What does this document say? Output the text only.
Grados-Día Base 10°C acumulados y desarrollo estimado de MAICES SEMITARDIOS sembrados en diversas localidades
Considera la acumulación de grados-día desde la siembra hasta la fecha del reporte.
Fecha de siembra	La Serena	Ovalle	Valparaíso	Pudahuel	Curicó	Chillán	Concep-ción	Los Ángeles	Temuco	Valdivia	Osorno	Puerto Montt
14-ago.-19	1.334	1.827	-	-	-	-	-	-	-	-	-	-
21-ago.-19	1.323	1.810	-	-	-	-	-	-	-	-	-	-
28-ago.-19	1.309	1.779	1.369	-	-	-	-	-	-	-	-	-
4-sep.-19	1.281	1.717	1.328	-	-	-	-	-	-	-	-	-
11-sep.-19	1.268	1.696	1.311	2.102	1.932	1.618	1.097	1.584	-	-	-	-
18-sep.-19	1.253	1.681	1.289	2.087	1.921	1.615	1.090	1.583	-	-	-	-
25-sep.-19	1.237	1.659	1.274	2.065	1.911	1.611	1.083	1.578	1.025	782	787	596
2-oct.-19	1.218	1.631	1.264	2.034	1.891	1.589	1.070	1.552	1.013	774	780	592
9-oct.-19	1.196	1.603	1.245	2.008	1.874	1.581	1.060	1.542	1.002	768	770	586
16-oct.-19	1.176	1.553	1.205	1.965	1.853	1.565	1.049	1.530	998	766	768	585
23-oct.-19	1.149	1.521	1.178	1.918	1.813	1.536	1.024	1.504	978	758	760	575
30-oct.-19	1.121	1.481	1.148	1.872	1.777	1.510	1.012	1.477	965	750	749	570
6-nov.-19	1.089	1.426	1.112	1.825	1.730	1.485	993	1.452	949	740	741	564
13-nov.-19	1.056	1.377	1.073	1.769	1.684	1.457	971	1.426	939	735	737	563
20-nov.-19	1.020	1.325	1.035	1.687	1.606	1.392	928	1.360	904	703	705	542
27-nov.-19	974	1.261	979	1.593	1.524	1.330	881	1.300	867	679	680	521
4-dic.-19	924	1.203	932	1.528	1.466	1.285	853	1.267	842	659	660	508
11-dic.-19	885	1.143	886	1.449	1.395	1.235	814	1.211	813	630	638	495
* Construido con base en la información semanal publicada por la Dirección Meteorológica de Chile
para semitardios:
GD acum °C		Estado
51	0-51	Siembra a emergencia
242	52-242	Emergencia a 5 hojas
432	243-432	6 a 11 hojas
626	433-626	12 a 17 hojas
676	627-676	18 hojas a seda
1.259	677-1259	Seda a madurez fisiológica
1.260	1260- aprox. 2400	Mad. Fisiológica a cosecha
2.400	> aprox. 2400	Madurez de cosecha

--

Note how many lines in the material hold the word "aprox", and give that number with nothing added.

=== Final result ===
2